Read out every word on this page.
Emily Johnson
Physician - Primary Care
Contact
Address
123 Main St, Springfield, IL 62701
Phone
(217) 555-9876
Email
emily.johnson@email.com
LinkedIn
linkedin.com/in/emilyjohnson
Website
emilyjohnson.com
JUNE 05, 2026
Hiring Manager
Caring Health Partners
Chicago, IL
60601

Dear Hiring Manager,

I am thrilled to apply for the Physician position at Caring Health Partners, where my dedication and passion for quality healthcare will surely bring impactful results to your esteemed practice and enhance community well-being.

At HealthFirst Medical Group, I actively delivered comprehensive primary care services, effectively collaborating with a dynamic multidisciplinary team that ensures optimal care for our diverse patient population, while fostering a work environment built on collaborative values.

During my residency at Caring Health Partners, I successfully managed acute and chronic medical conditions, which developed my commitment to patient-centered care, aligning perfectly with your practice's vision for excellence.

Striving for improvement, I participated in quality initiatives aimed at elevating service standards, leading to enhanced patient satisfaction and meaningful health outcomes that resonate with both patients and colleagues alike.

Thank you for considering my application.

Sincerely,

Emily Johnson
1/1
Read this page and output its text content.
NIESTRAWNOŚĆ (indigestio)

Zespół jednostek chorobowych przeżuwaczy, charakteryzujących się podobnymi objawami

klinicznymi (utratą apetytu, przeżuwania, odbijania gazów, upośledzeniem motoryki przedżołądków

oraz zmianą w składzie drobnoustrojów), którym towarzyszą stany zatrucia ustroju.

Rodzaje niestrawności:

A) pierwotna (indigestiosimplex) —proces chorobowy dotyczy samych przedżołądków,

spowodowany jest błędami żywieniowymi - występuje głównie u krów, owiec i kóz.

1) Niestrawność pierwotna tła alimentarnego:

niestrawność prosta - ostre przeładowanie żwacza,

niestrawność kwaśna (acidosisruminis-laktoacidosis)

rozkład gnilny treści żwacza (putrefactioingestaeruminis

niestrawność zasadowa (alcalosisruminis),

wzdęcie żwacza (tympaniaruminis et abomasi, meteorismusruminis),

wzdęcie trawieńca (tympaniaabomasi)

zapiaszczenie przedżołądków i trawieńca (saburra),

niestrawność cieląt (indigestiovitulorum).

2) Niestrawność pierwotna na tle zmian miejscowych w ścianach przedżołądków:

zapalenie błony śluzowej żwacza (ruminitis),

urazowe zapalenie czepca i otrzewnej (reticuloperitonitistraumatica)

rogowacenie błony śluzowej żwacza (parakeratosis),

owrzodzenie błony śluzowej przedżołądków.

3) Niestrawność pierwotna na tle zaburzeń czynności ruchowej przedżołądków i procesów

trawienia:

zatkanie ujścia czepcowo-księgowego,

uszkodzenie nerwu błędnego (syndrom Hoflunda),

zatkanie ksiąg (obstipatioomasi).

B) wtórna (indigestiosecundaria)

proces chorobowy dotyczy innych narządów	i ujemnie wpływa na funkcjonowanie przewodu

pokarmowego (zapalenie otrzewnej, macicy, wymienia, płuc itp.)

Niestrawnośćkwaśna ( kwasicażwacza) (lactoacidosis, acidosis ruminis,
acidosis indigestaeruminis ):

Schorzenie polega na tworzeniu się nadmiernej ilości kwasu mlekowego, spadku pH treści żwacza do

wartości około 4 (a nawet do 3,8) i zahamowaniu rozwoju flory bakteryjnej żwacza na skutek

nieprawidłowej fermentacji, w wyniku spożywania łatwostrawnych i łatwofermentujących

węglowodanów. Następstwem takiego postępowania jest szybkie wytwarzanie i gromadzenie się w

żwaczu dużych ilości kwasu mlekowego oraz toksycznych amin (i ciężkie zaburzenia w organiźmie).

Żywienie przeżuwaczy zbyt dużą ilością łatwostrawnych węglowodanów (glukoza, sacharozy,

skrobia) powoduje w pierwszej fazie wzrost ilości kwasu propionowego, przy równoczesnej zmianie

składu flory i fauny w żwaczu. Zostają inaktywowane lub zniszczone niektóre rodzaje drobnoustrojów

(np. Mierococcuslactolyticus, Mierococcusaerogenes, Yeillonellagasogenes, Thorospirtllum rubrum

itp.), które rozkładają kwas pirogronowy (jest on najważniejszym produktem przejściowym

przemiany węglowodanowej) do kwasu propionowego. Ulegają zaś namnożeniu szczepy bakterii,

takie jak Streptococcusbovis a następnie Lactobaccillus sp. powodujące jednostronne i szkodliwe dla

————

**What is expected**
The expected output is each line of the records above that includes the word "page".

**Completed exercise**
Read out every word on this page.
Read this page and output its text content.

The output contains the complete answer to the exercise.